## START

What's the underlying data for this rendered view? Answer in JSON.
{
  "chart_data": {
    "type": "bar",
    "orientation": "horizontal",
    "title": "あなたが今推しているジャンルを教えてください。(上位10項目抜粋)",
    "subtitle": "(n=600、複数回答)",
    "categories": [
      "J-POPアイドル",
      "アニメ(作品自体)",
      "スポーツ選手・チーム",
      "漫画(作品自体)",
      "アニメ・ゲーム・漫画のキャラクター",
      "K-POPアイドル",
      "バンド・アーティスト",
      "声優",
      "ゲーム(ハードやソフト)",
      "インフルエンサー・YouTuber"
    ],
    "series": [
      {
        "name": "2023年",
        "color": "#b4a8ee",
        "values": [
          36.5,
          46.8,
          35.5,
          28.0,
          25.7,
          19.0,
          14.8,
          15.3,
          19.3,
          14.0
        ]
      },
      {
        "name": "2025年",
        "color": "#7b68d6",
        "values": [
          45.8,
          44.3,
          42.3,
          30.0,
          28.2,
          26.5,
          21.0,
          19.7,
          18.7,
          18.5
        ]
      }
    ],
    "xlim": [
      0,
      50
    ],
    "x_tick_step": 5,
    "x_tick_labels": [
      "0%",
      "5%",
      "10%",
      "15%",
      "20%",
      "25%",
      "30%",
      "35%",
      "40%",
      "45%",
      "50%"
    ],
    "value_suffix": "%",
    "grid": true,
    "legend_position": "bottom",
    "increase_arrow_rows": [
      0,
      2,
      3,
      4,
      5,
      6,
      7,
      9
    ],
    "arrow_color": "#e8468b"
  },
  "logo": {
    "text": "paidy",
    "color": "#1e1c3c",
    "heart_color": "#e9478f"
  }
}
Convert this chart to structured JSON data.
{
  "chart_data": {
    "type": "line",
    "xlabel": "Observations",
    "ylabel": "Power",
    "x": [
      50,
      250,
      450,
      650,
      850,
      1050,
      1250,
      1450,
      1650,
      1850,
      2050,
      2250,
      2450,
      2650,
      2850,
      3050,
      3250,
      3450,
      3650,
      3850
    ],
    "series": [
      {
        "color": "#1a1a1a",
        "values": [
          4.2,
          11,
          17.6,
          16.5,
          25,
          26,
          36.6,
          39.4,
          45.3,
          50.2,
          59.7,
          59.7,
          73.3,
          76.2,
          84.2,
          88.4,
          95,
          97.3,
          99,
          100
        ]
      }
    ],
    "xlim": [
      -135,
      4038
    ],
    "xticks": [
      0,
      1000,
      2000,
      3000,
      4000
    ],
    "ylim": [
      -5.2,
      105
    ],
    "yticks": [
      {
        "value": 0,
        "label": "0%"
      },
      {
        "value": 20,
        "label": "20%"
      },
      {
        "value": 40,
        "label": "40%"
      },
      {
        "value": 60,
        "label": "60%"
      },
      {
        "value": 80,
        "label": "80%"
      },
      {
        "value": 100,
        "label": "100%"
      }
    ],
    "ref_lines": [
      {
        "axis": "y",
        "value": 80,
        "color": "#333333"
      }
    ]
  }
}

## END

* EXERCISE TASK:
Go through the lines above. Select every one that has the string "this".

* OUTPUT OF THE TASK:
What's the underlying data for this rendered view? Answer in JSON.
Convert this chart to structured JSON data.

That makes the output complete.